● **INPUT ROWS**
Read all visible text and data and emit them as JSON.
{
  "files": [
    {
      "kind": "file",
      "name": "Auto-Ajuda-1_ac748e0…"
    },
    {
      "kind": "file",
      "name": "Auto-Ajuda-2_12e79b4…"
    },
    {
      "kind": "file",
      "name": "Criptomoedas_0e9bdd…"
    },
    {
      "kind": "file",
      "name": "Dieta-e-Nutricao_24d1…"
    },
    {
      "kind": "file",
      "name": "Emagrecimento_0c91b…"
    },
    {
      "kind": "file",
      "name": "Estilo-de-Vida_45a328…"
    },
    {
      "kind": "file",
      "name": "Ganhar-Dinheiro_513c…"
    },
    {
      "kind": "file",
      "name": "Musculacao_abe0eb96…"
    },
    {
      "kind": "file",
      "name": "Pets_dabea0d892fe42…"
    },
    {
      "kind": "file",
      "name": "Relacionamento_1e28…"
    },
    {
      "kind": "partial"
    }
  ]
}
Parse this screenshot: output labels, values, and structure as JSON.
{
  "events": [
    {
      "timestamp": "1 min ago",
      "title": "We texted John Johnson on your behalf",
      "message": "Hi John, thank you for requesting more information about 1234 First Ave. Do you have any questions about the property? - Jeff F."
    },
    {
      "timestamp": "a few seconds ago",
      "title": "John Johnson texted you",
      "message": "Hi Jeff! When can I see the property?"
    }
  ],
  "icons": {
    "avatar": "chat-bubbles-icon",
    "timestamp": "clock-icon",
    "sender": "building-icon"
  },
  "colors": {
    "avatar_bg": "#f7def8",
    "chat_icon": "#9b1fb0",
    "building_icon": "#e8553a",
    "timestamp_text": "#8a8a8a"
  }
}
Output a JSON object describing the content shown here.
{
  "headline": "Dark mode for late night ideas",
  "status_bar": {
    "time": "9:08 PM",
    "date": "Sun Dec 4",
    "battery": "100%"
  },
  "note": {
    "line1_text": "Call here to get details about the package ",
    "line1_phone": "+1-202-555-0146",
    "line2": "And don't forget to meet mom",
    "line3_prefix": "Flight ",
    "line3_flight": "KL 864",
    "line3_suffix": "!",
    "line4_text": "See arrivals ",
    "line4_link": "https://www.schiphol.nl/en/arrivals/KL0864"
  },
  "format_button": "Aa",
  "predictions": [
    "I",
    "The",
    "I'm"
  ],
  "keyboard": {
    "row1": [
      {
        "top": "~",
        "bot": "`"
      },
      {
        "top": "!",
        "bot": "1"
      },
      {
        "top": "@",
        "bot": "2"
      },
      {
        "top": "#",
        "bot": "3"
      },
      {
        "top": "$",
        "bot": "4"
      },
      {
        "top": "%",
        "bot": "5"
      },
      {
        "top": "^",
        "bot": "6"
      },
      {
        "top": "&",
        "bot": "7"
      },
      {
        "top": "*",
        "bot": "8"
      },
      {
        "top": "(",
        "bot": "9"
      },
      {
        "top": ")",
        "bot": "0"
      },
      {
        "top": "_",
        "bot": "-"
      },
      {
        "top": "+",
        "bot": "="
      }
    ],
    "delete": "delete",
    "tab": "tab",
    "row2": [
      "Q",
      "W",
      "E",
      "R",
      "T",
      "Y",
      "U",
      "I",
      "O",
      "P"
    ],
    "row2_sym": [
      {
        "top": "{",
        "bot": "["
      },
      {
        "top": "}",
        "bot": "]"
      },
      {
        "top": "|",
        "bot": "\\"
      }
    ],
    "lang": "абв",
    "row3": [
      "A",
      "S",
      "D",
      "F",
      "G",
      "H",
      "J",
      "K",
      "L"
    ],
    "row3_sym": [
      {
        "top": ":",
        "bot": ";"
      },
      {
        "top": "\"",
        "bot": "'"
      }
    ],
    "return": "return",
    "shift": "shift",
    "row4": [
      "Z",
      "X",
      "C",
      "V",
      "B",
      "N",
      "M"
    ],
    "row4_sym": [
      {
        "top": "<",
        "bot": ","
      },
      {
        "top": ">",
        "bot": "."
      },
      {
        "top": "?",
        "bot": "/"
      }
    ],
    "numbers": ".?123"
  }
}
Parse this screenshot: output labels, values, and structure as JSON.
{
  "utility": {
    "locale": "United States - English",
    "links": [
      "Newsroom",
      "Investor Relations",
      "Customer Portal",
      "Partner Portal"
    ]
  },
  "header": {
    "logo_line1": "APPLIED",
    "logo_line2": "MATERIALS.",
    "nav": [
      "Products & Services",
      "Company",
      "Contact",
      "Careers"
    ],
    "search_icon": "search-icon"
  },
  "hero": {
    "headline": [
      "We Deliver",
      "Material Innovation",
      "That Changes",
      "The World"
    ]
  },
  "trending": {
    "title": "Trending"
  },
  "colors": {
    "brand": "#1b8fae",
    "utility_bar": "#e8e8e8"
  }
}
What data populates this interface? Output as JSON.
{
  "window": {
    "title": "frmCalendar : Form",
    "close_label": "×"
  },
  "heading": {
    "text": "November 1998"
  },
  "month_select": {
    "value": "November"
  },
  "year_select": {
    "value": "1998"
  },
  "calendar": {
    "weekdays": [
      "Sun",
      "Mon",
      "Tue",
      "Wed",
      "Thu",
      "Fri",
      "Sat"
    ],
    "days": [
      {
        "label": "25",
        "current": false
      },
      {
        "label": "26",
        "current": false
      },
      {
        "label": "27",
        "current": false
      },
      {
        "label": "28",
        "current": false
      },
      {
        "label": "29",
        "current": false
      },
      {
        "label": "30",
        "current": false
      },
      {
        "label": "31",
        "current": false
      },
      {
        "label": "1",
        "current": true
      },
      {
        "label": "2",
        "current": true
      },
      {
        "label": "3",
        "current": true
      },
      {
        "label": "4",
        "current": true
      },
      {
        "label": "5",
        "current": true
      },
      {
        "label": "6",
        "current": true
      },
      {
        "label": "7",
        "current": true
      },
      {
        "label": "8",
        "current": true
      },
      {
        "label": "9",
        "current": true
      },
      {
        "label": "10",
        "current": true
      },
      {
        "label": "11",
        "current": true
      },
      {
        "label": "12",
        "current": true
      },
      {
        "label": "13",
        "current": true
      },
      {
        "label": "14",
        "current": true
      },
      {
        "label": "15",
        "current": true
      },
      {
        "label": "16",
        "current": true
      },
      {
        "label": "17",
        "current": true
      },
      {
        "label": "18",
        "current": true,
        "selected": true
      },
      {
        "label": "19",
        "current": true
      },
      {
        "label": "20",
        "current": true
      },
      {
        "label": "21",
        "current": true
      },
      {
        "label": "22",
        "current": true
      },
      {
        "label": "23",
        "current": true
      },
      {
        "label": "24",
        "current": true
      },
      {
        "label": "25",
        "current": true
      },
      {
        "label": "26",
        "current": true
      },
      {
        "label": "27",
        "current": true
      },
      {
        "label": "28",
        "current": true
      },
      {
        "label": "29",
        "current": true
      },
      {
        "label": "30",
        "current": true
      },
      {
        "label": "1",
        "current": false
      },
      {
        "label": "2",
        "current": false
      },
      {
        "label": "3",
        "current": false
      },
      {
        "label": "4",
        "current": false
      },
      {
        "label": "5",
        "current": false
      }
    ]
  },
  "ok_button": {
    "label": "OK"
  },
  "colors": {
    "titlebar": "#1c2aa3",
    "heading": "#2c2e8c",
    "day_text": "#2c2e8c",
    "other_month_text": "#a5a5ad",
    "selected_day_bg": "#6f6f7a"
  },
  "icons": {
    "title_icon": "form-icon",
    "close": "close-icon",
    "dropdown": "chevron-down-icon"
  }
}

● **GIVEN PROBLEM**
Repeat the entries above exactly, leaving nothing out.

● **CORRECT ANSWER**
Read all visible text and data and emit them as JSON.
{
  "files": [
    {
      "kind": "file",
      "name": "Auto-Ajuda-1_ac748e0…"
    },
    {
      "kind": "file",
      "name": "Auto-Ajuda-2_12e79b4…"
    },
    {
      "kind": "file",
      "name": "Criptomoedas_0e9bdd…"
    },
    {
      "kind": "file",
      "name": "Dieta-e-Nutricao_24d1…"
    },
    {
      "kind": "file",
      "name": "Emagrecimento_0c91b…"
    },
    {
      "kind": "file",
      "name": "Estilo-de-Vida_45a328…"
    },
    {
      "kind": "file",
      "name": "Ganhar-Dinheiro_513c…"
    },
    {
      "kind": "file",
      "name": "Musculacao_abe0eb96…"
    },
    {
      "kind": "file",
      "name": "Pets_dabea0d892fe42…"
    },
    {
      "kind": "file",
      "name": "Relacionamento_1e28…"
    },
    {
      "kind": "partial"
    }
  ]
}
Parse this screenshot: output labels, values, and structure as JSON.
{
  "events": [
    {
      "timestamp": "1 min ago",
      "title": "We texted John Johnson on your behalf",
      "message": "Hi John, thank you for requesting more information about 1234 First Ave. Do you have any questions about the property? - Jeff F."
    },
    {
      "timestamp": "a few seconds ago",
      "title": "John Johnson texted you",
      "message": "Hi Jeff! When can I see the property?"
    }
  ],
  "icons": {
    "avatar": "chat-bubbles-icon",
    "timestamp": "clock-icon",
    "sender": "building-icon"
  },
  "colors": {
    "avatar_bg": "#f7def8",
    "chat_icon": "#9b1fb0",
    "building_icon": "#e8553a",
    "timestamp_text": "#8a8a8a"
  }
}
Output a JSON object describing the content shown here.
{
  "headline": "Dark mode for late night ideas",
  "status_bar": {
    "time": "9:08 PM",
    "date": "Sun Dec 4",
    "battery": "100%"
  },
  "note": {
    "line1_text": "Call here to get details about the package ",
    "line1_phone": "+1-202-555-0146",
    "line2": "And don't forget to meet mom",
    "line3_prefix": "Flight ",
    "line3_flight": "KL 864",
    "line3_suffix": "!",
    "line4_text": "See arrivals ",
    "line4_link": "https://www.schiphol.nl/en/arrivals/KL0864"
  },
  "format_button": "Aa",
  "predictions": [
    "I",
    "The",
    "I'm"
  ],
  "keyboard": {
    "row1": [
      {
        "top": "~",
        "bot": "`"
      },
      {
        "top": "!",
        "bot": "1"
      },
      {
        "top": "@",
        "bot": "2"
      },
      {
        "top": "#",
        "bot": "3"
      },
      {
        "top": "$",
        "bot": "4"
      },
      {
        "top": "%",
        "bot": "5"
      },
      {
        "top": "^",
        "bot": "6"
      },
      {
        "top": "&",
        "bot": "7"
      },
      {
        "top": "*",
        "bot": "8"
      },
      {
        "top": "(",
        "bot": "9"
      },
      {
        "top": ")",
        "bot": "0"
      },
      {
        "top": "_",
        "bot": "-"
      },
      {
        "top": "+",
        "bot": "="
      }
    ],
    "delete": "delete",
    "tab": "tab",
    "row2": [
      "Q",
      "W",
      "E",
      "R",
      "T",
      "Y",
      "U",
      "I",
      "O",
      "P"
    ],
    "row2_sym": [
      {
        "top": "{",
        "bot": "["
      },
      {
        "top": "}",
        "bot": "]"
      },
      {
        "top": "|",
        "bot": "\\"
      }
    ],
    "lang": "абв",
    "row3": [
      "A",
      "S",
      "D",
      "F",
      "G",
      "H",
      "J",
      "K",
      "L"
    ],
    "row3_sym": [
      {
        "top": ":",
        "bot": ";"
      },
      {
        "top": "\"",
        "bot": "'"
      }
    ],
    "return": "return",
    "shift": "shift",
    "row4": [
      "Z",
      "X",
      "C",
      "V",
      "B",
      "N",
      "M"
    ],
    "row4_sym": [
      {
        "top": "<",
        "bot": ","
      },
      {
        "top": ">",
        "bot": "."
      },
      {
        "top": "?",
        "bot": "/"
      }
    ],
    "numbers": ".?123"
  }
}
Parse this screenshot: output labels, values, and structure as JSON.
{
  "utility": {
    "locale": "United States - English",
    "links": [
      "Newsroom",
      "Investor Relations",
      "Customer Portal",
      "Partner Portal"
    ]
  },
  "header": {
    "logo_line1": "APPLIED",
    "logo_line2": "MATERIALS.",
    "nav": [
      "Products & Services",
      "Company",
      "Contact",
      "Careers"
    ],
    "search_icon": "search-icon"
  },
  "hero": {
    "headline": [
      "We Deliver",
      "Material Innovation",
      "That Changes",
      "The World"
    ]
  },
  "trending": {
    "title": "Trending"
  },
  "colors": {
    "brand": "#1b8fae",
    "utility_bar": "#e8e8e8"
  }
}
What data populates this interface? Output as JSON.
{
  "window": {
    "title": "frmCalendar : Form",
    "close_label": "×"
  },
  "heading": {
    "text": "November 1998"
  },
  "month_select": {
    "value": "November"
  },
  "year_select": {
    "value": "1998"
  },
  "calendar": {
    "weekdays": [
      "Sun",
      "Mon",
      "Tue",
      "Wed",
      "Thu",
      "Fri",
      "Sat"
    ],
    "days": [
      {
        "label": "25",
        "current": false
      },
      {
        "label": "26",
        "current": false
      },
      {
        "label": "27",
        "current": false
      },
      {
        "label": "28",
        "current": false
      },
      {
        "label": "29",
        "current": false
      },
      {
        "label": "30",
        "current": false
      },
      {
        "label": "31",
        "current": false
      },
      {
        "label": "1",
        "current": true
      },
      {
        "label": "2",
        "current": true
      },
      {
        "label": "3",
        "current": true
      },
      {
        "label": "4",
        "current": true
      },
      {
        "label": "5",
        "current": true
      },
      {
        "label": "6",
        "current": true
      },
      {
        "label": "7",
        "current": true
      },
      {
        "label": "8",
        "current": true
      },
      {
        "label": "9",
        "current": true
      },
      {
        "label": "10",
        "current": true
      },
      {
        "label": "11",
        "current": true
      },
      {
        "label": "12",
        "current": true
      },
      {
        "label": "13",
        "current": true
      },
      {
        "label": "14",
        "current": true
      },
      {
        "label": "15",
        "current": true
      },
      {
        "label": "16",
        "current": true
      },
      {
        "label": "17",
        "current": true
      },
      {
        "label": "18",
        "current": true,
        "selected": true
      },
      {
        "label": "19",
        "current": true
      },
      {
        "label": "20",
        "current": true
      },
      {
        "label": "21",
        "current": true
      },
      {
        "label": "22",
        "current": true
      },
      {
        "label": "23",
        "current": true
      },
      {
        "label": "24",
        "current": true
      },
      {
        "label": "25",
        "current": true
      },
      {
        "label": "26",
        "current": true
      },
      {
        "label": "27",
        "current": true
      },
      {
        "label": "28",
        "current": true
      },
      {
        "label": "29",
        "current": true
      },
      {
        "label": "30",
        "current": true
      },
      {
        "label": "1",
        "current": false
      },
      {
        "label": "2",
        "current": false
      },
      {
        "label": "3",
        "current": false
      },
      {
        "label": "4",
        "current": false
      },
      {
        "label": "5",
        "current": false
      }
    ]
  },
  "ok_button": {
    "label": "OK"
  },
  "colors": {
    "titlebar": "#1c2aa3",
    "heading": "#2c2e8c",
    "day_text": "#2c2e8c",
    "other_month_text": "#a5a5ad",
    "selected_day_bg": "#6f6f7a"
  },
  "icons": {
    "title_icon": "form-icon",
    "close": "close-icon",
    "dropdown": "chevron-down-icon"
  }
}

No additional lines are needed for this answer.